Instruction a >> In the rows between the lines holding "- preset-select: <custom> ∨: [242, 103, 610, 125]" and "0, 760, 38]", inclusive, replace "Where to build the binaries" with "Build directory" and reproduce those lines with no other change.

====== Quoted passage ======

- Born: 15 May 1903 Wandsworth
- Died: 5 March 1989 (aged 85) Poole
- Education: University College, London
- Occupation: Geographer
- Employer: University of Sheffield
- Spouse: Colin A Crow

= Alice Garnett =

British geographer

Alice Garnett or Alice Crow (15 May 1903 – 5 March 1989) was a British geographer at Sheffield University. She was the second British woman to become a professor of geography and she was vice-president of the Royal Geographical Society. She was the first woman president of the Institute of British Geographers and a winner of the Murchison Award.

==Life==
Garnett was born in Wandsworth. She obtained a degree in geography at University College, London and joined the staff of Sheffield University in 1924 as assistant to the academic and explorer Robert Rudmose Brown. It was her task to teach and this enabled the university to add Geography to its range of subjects. In 1927 the university began an honours course.

======

Instruction b >> List every year that appears in the biography of Alice Garnett.

====== Record excerpts ======

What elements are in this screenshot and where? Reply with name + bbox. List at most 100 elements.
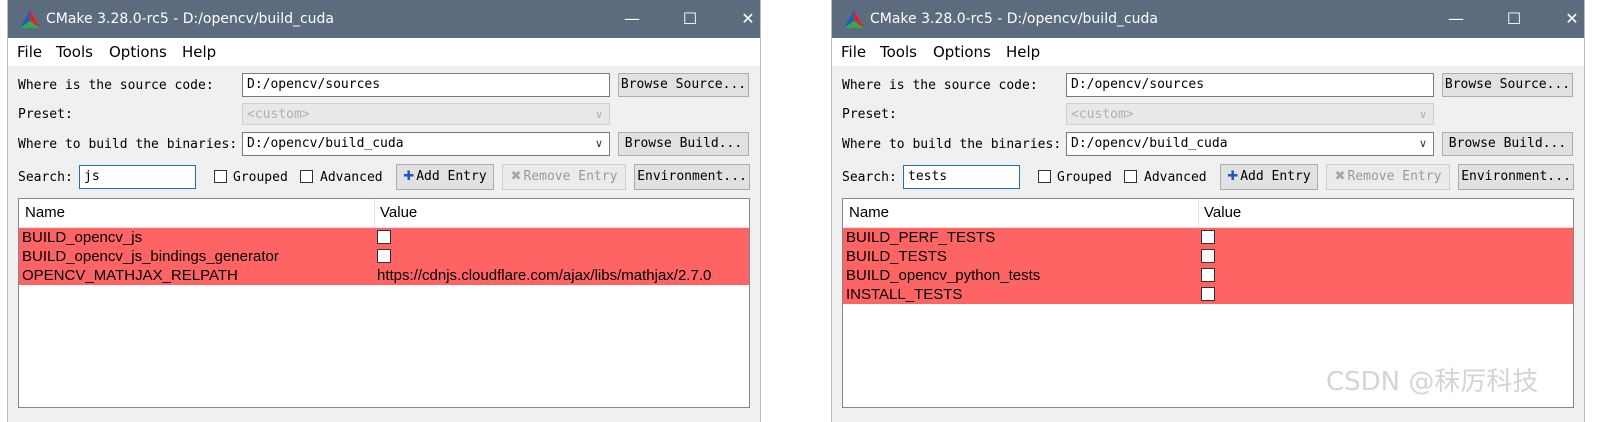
- preset-select: <custom> ∨: [242, 103, 610, 125]
- chevron-down-icon[interactable]: ∨: [1419, 133, 1427, 155]
- remove-entry-label: Remove Entry: [1347, 169, 1442, 184]
- cache-table[interactable]: Name Value BUILD_opencv_js BUILD_opencv_…: [18, 198, 750, 408]
- remove-icon: ✖: [1334, 169, 1346, 184]
- menu-bar: File Tools Options Help: [832, 38, 1584, 66]
- source-input[interactable]: D:/opencv/sources: [242, 73, 610, 97]
- advanced-checkbox[interactable]: [300, 170, 313, 183]
- environment-button[interactable]: Environment...: [1458, 164, 1574, 190]
- cmake-window-left: CMake 3.28.0-rc5 - D:/opencv/build_cuda …: [8, 0, 760, 422]
- build-label: Where to build the binaries:: [842, 137, 1062, 152]
- entry-name: BUILD_opencv_js: [22, 229, 143, 246]
- title-bar[interactable]: CMake 3.28.0-rc5 - D:/opencv/build_cuda …: [8, 0, 760, 38]
- table-row[interactable]: BUILD_opencv_python_tests: [843, 266, 1573, 285]
- entry-name: BUILD_opencv_python_tests: [846, 267, 1041, 284]
- entry-value[interactable]: https://cdnjs.cloudflare.com/ajax/libs/m…: [377, 266, 711, 285]
- grouped-label[interactable]: Grouped: [1057, 170, 1112, 186]
- plus-icon: ✚: [403, 169, 415, 184]
- grouped-label[interactable]: Grouped: [233, 170, 288, 186]
- browse-build-button[interactable]: Browse Build...: [1442, 132, 1573, 156]
- entry-checkbox[interactable]: [1201, 249, 1215, 263]
- add-entry-button[interactable]: ✚ Add Entry: [396, 164, 494, 190]
- chevron-down-icon: ∨: [594, 108, 603, 121]
- plus-icon: ✚: [1227, 169, 1239, 184]
- table-row[interactable]: BUILD_opencv_js: [19, 228, 749, 247]
- column-divider[interactable]: [374, 199, 375, 227]
- build-label: Where to build the binaries:: [18, 137, 238, 152]
- browse-source-button[interactable]: Browse Source...: [618, 73, 749, 97]
- column-header-name[interactable]: Name: [25, 204, 65, 222]
- minimize-button[interactable]: —: [1436, 6, 1476, 32]
- source-input[interactable]: D:/opencv/sources: [1066, 73, 1434, 97]
- preset-label: Preset:: [18, 107, 73, 122]
- remove-icon: ✖: [510, 169, 522, 184]
- menu-help[interactable]: Help: [1006, 43, 1040, 61]
- entry-name: BUILD_opencv_js_bindings_generator: [22, 248, 279, 265]
- column-header-name[interactable]: Name: [849, 204, 889, 222]
- menu-tools[interactable]: Tools: [880, 43, 917, 61]
- maximize-button[interactable]: ☐: [1494, 6, 1534, 32]
- close-button[interactable]: ✕: [1552, 6, 1592, 32]
- source-label: Where is the source code:: [18, 78, 214, 93]
- advanced-label[interactable]: Advanced: [1144, 170, 1207, 186]
- minimize-button[interactable]: —: [612, 6, 652, 32]
- entry-checkbox[interactable]: [1201, 287, 1215, 301]
- menu-options[interactable]: Options: [933, 43, 991, 61]
- entry-name: BUILD_TESTS: [846, 248, 947, 265]
- menu-file[interactable]: File: [841, 43, 866, 61]
- column-divider[interactable]: [1198, 199, 1199, 227]
- entry-checkbox[interactable]: [377, 249, 391, 263]
- preset-value: <custom>: [247, 107, 310, 122]
- preset-label: Preset:: [842, 107, 897, 122]
- entry-name: OPENCV_MATHJAX_RELPATH: [22, 267, 238, 284]
- chevron-down-icon: ∨: [1418, 108, 1427, 121]
- table-row[interactable]: BUILD_opencv_js_bindings_generator: [19, 247, 749, 266]
- source-label: Where is the source code:: [842, 78, 1038, 93]
- browse-source-button[interactable]: Browse Source...: [1442, 73, 1573, 97]
- grouped-checkbox[interactable]: [1038, 170, 1051, 183]
- cmake-logo-icon: [844, 10, 864, 28]
- menu-help[interactable]: Help: [182, 43, 216, 61]
- build-value: D:/opencv/build_cuda: [1071, 136, 1228, 151]
- window-title: CMake 3.28.0-rc5 - D:/opencv/build_cuda: [870, 11, 1159, 27]
- table-row[interactable]: BUILD_TESTS: [843, 247, 1573, 266]
- window-title: CMake 3.28.0-rc5 - D:/opencv/build_cuda: [46, 11, 335, 27]
- title-bar[interactable]: CMake 3.28.0-rc5 - D:/opencv/build_cuda …: [832, 0, 1584, 38]
- close-button[interactable]: ✕: [728, 6, 768, 32]
- entry-name: BUILD_PERF_TESTS: [846, 229, 996, 246]
- search-input[interactable]: js: [79, 165, 196, 189]
- table-header: Name Value: [19, 199, 749, 228]
- advanced-label[interactable]: Advanced: [320, 170, 383, 186]
- preset-select: <custom> ∨: [1066, 103, 1434, 125]
- menu-options[interactable]: Options: [109, 43, 167, 61]
- menu-tools[interactable]: Tools: [56, 43, 93, 61]
- build-value: D:/opencv/build_cuda: [247, 136, 404, 151]
- browse-build-button[interactable]: Browse Build...: [618, 132, 749, 156]
- remove-entry-button: ✖ Remove Entry: [1326, 164, 1450, 190]
- environment-button[interactable]: Environment...: [634, 164, 750, 190]
- add-entry-button[interactable]: ✚ Add Entry: [1220, 164, 1318, 190]
- table-row[interactable]: INSTALL_TESTS: [843, 285, 1573, 304]
- add-entry-label: Add Entry: [416, 169, 487, 184]
- search-input[interactable]: tests: [903, 165, 1020, 189]
- entry-name: INSTALL_TESTS: [846, 286, 963, 303]
- menu-file[interactable]: File: [17, 43, 42, 61]
- preset-value: <custom>: [1071, 107, 1134, 122]
- build-combobox[interactable]: D:/opencv/build_cuda ∨: [1066, 132, 1434, 156]
- table-row[interactable]: OPENCV_MATHJAX_RELPATH https://cdnjs.clo…: [19, 266, 749, 285]
- column-header-value[interactable]: Value: [380, 204, 417, 222]
- entry-checkbox[interactable]: [377, 230, 391, 244]
- build-combobox[interactable]: D:/opencv/build_cuda ∨: [242, 132, 610, 156]
- chevron-down-icon[interactable]: ∨: [595, 133, 603, 155]
- entry-checkbox[interactable]: [1201, 268, 1215, 282]
- column-header-value[interactable]: Value: [1204, 204, 1241, 222]
- table-header: Name Value: [843, 199, 1573, 228]
- cmake-logo-icon: [20, 10, 40, 28]
- search-label: Search:: [842, 170, 897, 185]
- remove-entry-label: Remove Entry: [523, 169, 618, 184]
- advanced-checkbox[interactable]: [1124, 170, 1137, 183]
- maximize-button[interactable]: ☐: [670, 6, 710, 32]
- grouped-checkbox[interactable]: [214, 170, 227, 183]
- cmake-window-right: CMake 3.28.0-rc5 - D:/opencv/build_cuda …: [832, 0, 1584, 422]
- entry-checkbox[interactable]: [1201, 230, 1215, 244]
- table-row[interactable]: BUILD_PERF_TESTS: [843, 228, 1573, 247]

======

Exercise answer a >>
- preset-select: <custom> ∨: [242, 103, 610, 125]
- chevron-down-icon[interactable]: ∨: [1419, 133, 1427, 155]
- remove-entry-label: Remove Entry: [1347, 169, 1442, 184]
- cache-table[interactable]: Name Value BUILD_opencv_js BUILD_opencv_…: [18, 198, 750, 408]
- remove-icon: ✖: [1334, 169, 1346, 184]
- menu-bar: File Tools Options Help: [832, 38, 1584, 66]
- source-input[interactable]: D:/opencv/sources: [242, 73, 610, 97]
- advanced-checkbox[interactable]: [300, 170, 313, 183]
- environment-button[interactable]: Environment...: [1458, 164, 1574, 190]
- cmake-window-left: CMake 3.28.0-rc5 - D:/opencv/build_cuda …: [8, 0, 760, 422]
- build-label: Build directory:: [842, 137, 1062, 152]
- entry-name: BUILD_opencv_js: [22, 229, 143, 246]
- title-bar[interactable]: CMake 3.28.0-rc5 - D:/opencv/build_cuda …: [8, 0, 760, 38]

Exercise answer b >> 1903, 1989, 1924, 1927